++++ Provided records

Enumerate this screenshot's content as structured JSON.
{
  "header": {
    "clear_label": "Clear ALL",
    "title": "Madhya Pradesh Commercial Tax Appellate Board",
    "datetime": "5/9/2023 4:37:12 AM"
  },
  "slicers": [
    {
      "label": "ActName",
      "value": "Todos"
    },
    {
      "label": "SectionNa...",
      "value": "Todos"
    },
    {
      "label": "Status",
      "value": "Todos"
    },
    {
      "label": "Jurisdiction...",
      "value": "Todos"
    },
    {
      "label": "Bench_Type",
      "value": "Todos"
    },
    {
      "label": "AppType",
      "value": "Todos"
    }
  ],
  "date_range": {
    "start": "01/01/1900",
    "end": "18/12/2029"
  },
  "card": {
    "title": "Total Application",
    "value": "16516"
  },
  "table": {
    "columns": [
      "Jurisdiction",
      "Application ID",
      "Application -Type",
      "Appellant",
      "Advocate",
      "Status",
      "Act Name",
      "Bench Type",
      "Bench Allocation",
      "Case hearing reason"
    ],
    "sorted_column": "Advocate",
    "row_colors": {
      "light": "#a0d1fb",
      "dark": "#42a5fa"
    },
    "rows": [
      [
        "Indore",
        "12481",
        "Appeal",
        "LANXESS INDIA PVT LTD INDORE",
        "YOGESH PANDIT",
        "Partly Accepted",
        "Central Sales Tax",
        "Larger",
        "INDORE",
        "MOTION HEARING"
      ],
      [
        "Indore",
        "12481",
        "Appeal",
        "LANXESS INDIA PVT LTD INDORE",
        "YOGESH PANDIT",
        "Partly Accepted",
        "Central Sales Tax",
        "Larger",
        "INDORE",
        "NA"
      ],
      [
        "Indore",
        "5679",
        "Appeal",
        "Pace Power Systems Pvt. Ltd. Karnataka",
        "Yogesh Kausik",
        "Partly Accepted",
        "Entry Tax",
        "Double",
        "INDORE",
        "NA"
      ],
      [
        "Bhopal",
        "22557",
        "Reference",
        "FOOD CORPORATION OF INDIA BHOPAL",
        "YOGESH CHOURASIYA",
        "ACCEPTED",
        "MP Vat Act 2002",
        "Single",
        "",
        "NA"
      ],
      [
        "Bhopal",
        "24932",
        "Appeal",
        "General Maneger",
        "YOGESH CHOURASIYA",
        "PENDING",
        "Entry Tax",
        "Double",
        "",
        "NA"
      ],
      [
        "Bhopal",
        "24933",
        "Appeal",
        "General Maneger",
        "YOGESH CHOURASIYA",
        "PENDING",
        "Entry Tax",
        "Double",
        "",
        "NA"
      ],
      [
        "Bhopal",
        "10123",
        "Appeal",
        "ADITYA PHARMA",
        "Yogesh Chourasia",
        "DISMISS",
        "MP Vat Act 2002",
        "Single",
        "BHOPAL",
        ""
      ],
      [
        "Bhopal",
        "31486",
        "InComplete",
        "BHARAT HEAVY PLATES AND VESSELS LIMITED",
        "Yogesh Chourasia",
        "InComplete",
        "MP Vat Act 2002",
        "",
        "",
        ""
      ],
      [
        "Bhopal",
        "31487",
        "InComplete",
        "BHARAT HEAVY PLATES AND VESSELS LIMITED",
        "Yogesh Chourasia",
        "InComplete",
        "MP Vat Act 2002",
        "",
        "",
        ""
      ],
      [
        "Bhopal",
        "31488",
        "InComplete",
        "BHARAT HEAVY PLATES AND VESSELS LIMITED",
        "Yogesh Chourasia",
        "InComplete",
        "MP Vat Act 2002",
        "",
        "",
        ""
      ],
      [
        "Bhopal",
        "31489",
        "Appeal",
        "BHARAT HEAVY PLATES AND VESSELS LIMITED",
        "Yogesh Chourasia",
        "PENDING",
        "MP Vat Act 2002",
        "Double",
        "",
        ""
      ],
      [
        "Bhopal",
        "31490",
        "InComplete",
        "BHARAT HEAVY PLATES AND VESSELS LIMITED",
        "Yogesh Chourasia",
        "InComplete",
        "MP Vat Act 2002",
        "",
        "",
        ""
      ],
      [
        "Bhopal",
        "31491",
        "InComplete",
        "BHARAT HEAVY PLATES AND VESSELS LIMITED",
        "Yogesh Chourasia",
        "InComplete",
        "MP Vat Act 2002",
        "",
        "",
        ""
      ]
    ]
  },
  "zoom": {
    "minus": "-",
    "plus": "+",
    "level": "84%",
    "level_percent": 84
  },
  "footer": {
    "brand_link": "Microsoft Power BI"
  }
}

++++++++

Task objective: Transcribe all entries exactly as they are given.

Task answer:
Enumerate this screenshot's content as structured JSON.
{
  "header": {
    "clear_label": "Clear ALL",
    "title": "Madhya Pradesh Commercial Tax Appellate Board",
    "datetime": "5/9/2023 4:37:12 AM"
  },
  "slicers": [
    {
      "label": "ActName",
      "value": "Todos"
    },
    {
      "label": "SectionNa...",
      "value": "Todos"
    },
    {
      "label": "Status",
      "value": "Todos"
    },
    {
      "label": "Jurisdiction...",
      "value": "Todos"
    },
    {
      "label": "Bench_Type",
      "value": "Todos"
    },
    {
      "label": "AppType",
      "value": "Todos"
    }
  ],
  "date_range": {
    "start": "01/01/1900",
    "end": "18/12/2029"
  },
  "card": {
    "title": "Total Application",
    "value": "16516"
  },
  "table": {
    "columns": [
      "Jurisdiction",
      "Application ID",
      "Application -Type",
      "Appellant",
      "Advocate",
      "Status",
      "Act Name",
      "Bench Type",
      "Bench Allocation",
      "Case hearing reason"
    ],
    "sorted_column": "Advocate",
    "row_colors": {
      "light": "#a0d1fb",
      "dark": "#42a5fa"
    },
    "rows": [
      [
        "Indore",
        "12481",
        "Appeal",
        "LANXESS INDIA PVT LTD INDORE",
        "YOGESH PANDIT",
        "Partly Accepted",
        "Central Sales Tax",
        "Larger",
        "INDORE",
        "MOTION HEARING"
      ],
      [
        "Indore",
        "12481",
        "Appeal",
        "LANXESS INDIA PVT LTD INDORE",
        "YOGESH PANDIT",
        "Partly Accepted",
        "Central Sales Tax",
        "Larger",
        "INDORE",
        "NA"
      ],
      [
        "Indore",
        "5679",
        "Appeal",
        "Pace Power Systems Pvt. Ltd. Karnataka",
        "Yogesh Kausik",
        "Partly Accepted",
        "Entry Tax",
        "Double",
        "INDORE",
        "NA"
      ],
      [
        "Bhopal",
        "22557",
        "Reference",
        "FOOD CORPORATION OF INDIA BHOPAL",
        "YOGESH CHOURASIYA",
        "ACCEPTED",
        "MP Vat Act 2002",
        "Single",
        "",
        "NA"
      ],
      [
        "Bhopal",
        "24932",
        "Appeal",
        "General Maneger",
        "YOGESH CHOURASIYA",
        "PENDING",
        "Entry Tax",
        "Double",
        "",
        "NA"
      ],
      [
        "Bhopal",
        "24933",
        "Appeal",
        "General Maneger",
        "YOGESH CHOURASIYA",
        "PENDING",
        "Entry Tax",
        "Double",
        "",
        "NA"
      ],
      [
        "Bhopal",
        "10123",
        "Appeal",
        "ADITYA PHARMA",
        "Yogesh Chourasia",
        "DISMISS",
        "MP Vat Act 2002",
        "Single",
        "BHOPAL",
        ""
      ],
      [
        "Bhopal",
        "31486",
        "InComplete",
        "BHARAT HEAVY PLATES AND VESSELS LIMITED",
        "Yogesh Chourasia",
        "InComplete",
        "MP Vat Act 2002",
        "",
        "",
        ""
      ],
      [
        "Bhopal",
        "31487",
        "InComplete",
        "BHARAT HEAVY PLATES AND VESSELS LIMITED",
        "Yogesh Chourasia",
        "InComplete",
        "MP Vat Act 2002",
        "",
        "",
        ""
      ],
      [
        "Bhopal",
        "31488",
        "InComplete",
        "BHARAT HEAVY PLATES AND VESSELS LIMITED",
        "Yogesh Chourasia",
        "InComplete",
        "MP Vat Act 2002",
        "",
        "",
        ""
      ],
      [
        "Bhopal",
        "31489",
        "Appeal",
        "BHARAT HEAVY PLATES AND VESSELS LIMITED",
        "Yogesh Chourasia",
        "PENDING",
        "MP Vat Act 2002",
        "Double",
        "",
        ""
      ],
      [
        "Bhopal",
        "31490",
        "InComplete",
        "BHARAT HEAVY PLATES AND VESSELS LIMITED",
        "Yogesh Chourasia",
        "InComplete",
        "MP Vat Act 2002",
        "",
        "",
        ""
      ],
      [
        "Bhopal",
        "31491",
        "InComplete",
        "BHARAT HEAVY PLATES AND VESSELS LIMITED",
        "Yogesh Chourasia",
        "InComplete",
        "MP Vat Act 2002",
        "",
        "",
        ""
      ]
    ]
  },
  "zoom": {
    "minus": "-",
    "plus": "+",
    "level": "84%",
    "level_percent": 84
  },
  "footer": {
    "brand_link": "Microsoft Power BI"
  }
}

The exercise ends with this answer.